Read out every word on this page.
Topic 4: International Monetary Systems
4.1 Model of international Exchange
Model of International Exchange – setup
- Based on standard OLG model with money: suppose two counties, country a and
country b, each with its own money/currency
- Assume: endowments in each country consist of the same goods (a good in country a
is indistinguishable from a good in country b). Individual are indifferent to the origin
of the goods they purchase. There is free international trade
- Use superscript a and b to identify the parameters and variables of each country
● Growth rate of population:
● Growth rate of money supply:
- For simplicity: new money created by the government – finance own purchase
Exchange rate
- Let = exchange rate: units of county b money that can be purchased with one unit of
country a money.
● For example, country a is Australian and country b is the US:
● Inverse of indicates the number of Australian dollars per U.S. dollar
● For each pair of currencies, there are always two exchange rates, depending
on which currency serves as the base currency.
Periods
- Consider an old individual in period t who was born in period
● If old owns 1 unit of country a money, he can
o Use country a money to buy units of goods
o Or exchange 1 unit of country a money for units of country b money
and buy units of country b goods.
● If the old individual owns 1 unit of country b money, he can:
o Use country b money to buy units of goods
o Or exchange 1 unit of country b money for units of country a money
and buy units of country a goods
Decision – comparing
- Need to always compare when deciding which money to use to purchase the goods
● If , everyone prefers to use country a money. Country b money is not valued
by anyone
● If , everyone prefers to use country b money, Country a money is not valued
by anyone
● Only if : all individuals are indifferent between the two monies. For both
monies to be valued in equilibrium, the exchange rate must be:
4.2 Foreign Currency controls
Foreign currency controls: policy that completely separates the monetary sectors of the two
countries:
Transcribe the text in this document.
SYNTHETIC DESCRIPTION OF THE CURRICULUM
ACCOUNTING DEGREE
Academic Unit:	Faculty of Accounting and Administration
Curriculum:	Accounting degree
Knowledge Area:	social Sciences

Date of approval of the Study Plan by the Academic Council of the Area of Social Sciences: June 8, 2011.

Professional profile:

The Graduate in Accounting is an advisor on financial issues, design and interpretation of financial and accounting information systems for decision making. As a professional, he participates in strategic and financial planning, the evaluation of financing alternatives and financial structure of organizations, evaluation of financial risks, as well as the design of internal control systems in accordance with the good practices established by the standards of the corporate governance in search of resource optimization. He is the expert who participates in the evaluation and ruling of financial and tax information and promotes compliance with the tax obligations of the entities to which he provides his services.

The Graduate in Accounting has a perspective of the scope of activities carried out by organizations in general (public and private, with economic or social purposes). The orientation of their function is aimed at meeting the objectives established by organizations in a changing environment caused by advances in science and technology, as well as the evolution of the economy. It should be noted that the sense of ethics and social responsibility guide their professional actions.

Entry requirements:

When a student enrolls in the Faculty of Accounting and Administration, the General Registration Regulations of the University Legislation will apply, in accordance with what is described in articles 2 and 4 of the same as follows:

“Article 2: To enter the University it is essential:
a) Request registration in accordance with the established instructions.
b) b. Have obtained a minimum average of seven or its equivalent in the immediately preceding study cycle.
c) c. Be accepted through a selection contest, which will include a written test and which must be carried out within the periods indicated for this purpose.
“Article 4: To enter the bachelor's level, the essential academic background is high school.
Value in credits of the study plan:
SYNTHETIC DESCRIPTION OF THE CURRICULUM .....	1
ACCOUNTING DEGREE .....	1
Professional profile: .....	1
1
##############################
Given request: Search the entries for the word "must", then gather every line that has it.

Expected answer:
monies to be valued in equilibrium, the exchange rate must be:
c) c. Be accepted through a selection contest, which will include a written test and which must be carried out within the periods indicated for this purpose.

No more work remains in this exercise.